Material supplied =
━━━━
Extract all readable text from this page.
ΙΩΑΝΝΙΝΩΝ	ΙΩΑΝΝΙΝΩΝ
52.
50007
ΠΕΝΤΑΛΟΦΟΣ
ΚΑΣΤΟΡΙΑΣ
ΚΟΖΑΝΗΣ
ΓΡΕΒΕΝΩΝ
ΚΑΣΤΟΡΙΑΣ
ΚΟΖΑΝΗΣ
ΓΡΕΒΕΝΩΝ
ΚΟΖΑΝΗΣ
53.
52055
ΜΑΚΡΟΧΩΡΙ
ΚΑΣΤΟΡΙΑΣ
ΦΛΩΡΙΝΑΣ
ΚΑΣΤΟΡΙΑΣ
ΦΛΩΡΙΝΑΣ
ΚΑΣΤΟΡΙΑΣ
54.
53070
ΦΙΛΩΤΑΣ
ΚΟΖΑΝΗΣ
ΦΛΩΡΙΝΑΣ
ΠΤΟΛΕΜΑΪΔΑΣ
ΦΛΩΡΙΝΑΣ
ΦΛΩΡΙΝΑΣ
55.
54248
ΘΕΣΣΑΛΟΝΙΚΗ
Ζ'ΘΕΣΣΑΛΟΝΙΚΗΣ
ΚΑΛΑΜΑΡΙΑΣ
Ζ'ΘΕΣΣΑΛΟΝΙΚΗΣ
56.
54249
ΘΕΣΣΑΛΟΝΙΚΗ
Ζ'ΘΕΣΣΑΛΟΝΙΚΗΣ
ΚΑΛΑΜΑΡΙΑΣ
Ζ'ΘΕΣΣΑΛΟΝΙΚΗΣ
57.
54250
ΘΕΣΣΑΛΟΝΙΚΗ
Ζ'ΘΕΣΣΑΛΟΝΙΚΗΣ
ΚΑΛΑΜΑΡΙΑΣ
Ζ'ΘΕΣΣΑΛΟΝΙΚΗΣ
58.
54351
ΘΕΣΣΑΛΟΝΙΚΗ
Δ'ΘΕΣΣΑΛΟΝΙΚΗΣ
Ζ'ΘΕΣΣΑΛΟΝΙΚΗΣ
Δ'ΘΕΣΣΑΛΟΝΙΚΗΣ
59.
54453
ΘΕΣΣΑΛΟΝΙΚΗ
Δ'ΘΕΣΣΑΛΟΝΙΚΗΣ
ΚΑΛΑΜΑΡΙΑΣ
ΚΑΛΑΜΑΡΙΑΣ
━━━━
What is being asked =
Once more, set down the full listing, verbatim.

The solution =
Extract all readable text from this page.
ΙΩΑΝΝΙΝΩΝ	ΙΩΑΝΝΙΝΩΝ
52.
50007
ΠΕΝΤΑΛΟΦΟΣ
ΚΑΣΤΟΡΙΑΣ
ΚΟΖΑΝΗΣ
ΓΡΕΒΕΝΩΝ
ΚΑΣΤΟΡΙΑΣ
ΚΟΖΑΝΗΣ
ΓΡΕΒΕΝΩΝ
ΚΟΖΑΝΗΣ
53.
52055
ΜΑΚΡΟΧΩΡΙ
ΚΑΣΤΟΡΙΑΣ
ΦΛΩΡΙΝΑΣ
ΚΑΣΤΟΡΙΑΣ
ΦΛΩΡΙΝΑΣ
ΚΑΣΤΟΡΙΑΣ
54.
53070
ΦΙΛΩΤΑΣ
ΚΟΖΑΝΗΣ
ΦΛΩΡΙΝΑΣ
ΠΤΟΛΕΜΑΪΔΑΣ
ΦΛΩΡΙΝΑΣ
ΦΛΩΡΙΝΑΣ
55.
54248
ΘΕΣΣΑΛΟΝΙΚΗ
Ζ'ΘΕΣΣΑΛΟΝΙΚΗΣ
ΚΑΛΑΜΑΡΙΑΣ
Ζ'ΘΕΣΣΑΛΟΝΙΚΗΣ
56.
54249
ΘΕΣΣΑΛΟΝΙΚΗ
Ζ'ΘΕΣΣΑΛΟΝΙΚΗΣ
ΚΑΛΑΜΑΡΙΑΣ
Ζ'ΘΕΣΣΑΛΟΝΙΚΗΣ
57.
54250
ΘΕΣΣΑΛΟΝΙΚΗ
Ζ'ΘΕΣΣΑΛΟΝΙΚΗΣ
ΚΑΛΑΜΑΡΙΑΣ
Ζ'ΘΕΣΣΑΛΟΝΙΚΗΣ
58.
54351
ΘΕΣΣΑΛΟΝΙΚΗ
Δ'ΘΕΣΣΑΛΟΝΙΚΗΣ
Ζ'ΘΕΣΣΑΛΟΝΙΚΗΣ
Δ'ΘΕΣΣΑΛΟΝΙΚΗΣ
59.
54453
ΘΕΣΣΑΛΟΝΙΚΗ
Δ'ΘΕΣΣΑΛΟΝΙΚΗΣ
ΚΑΛΑΜΑΡΙΑΣ
ΚΑΛΑΜΑΡΙΑΣ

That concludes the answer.